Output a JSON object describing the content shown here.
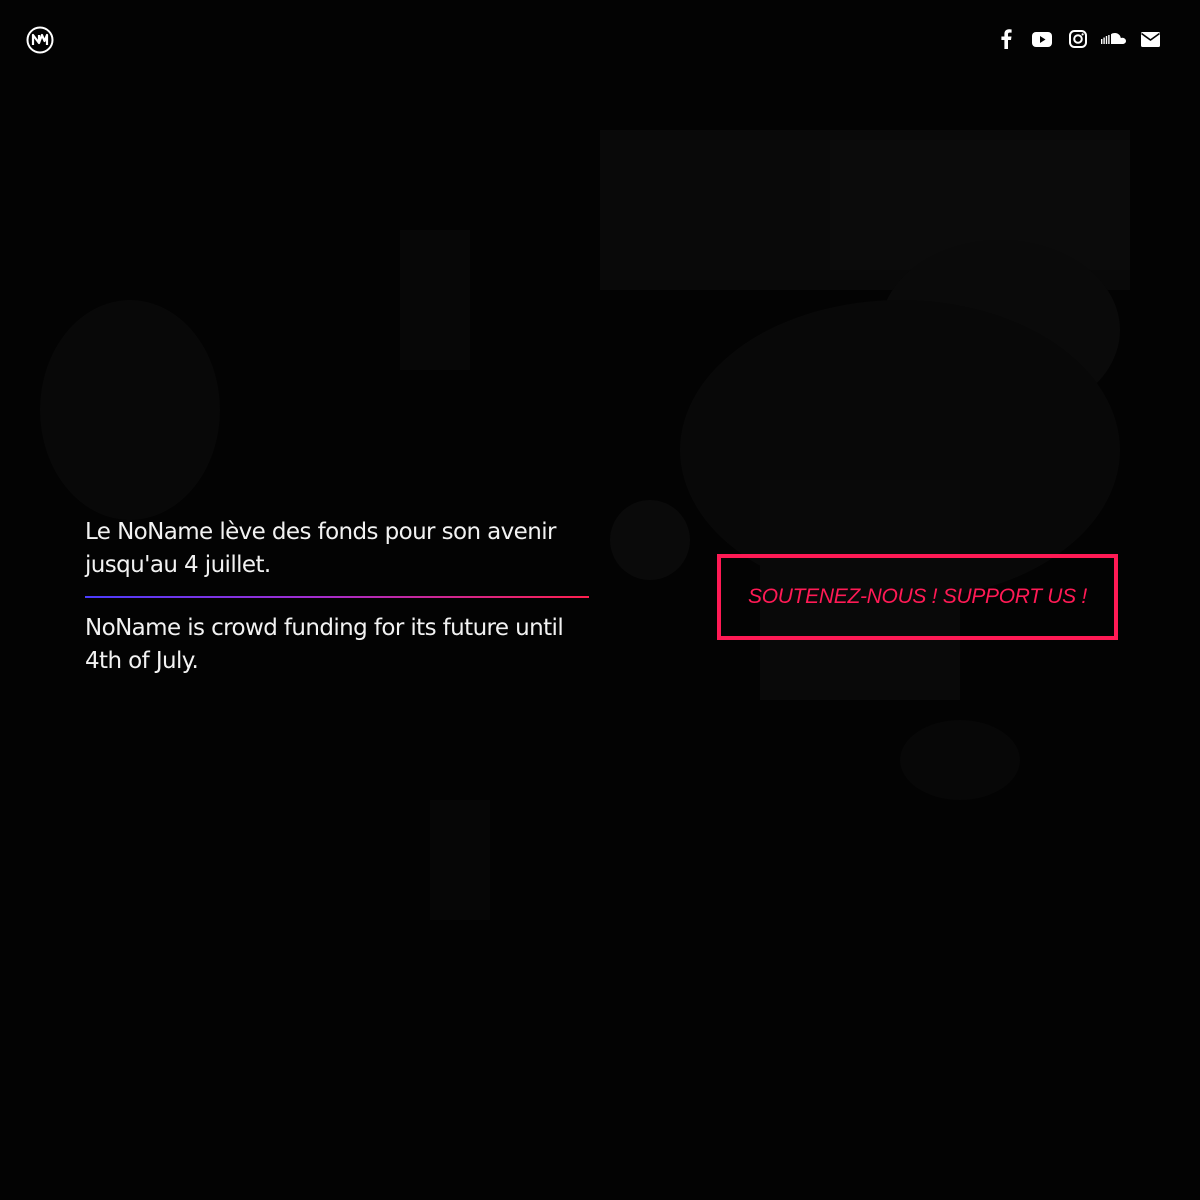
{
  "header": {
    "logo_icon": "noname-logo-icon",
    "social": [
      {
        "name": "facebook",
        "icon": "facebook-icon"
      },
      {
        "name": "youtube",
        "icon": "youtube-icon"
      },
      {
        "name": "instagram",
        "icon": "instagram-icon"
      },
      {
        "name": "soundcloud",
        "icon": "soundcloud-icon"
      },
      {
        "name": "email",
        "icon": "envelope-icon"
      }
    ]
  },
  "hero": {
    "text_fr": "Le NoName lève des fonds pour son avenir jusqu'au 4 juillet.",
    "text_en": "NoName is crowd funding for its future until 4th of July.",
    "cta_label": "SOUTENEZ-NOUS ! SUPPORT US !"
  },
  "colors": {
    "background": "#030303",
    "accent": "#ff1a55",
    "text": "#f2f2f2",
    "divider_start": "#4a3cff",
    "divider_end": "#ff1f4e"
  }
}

^^^^^^^^^^^^^^^^

Only the count is needed: the number of lines in the data that include the word "soundcloud".

2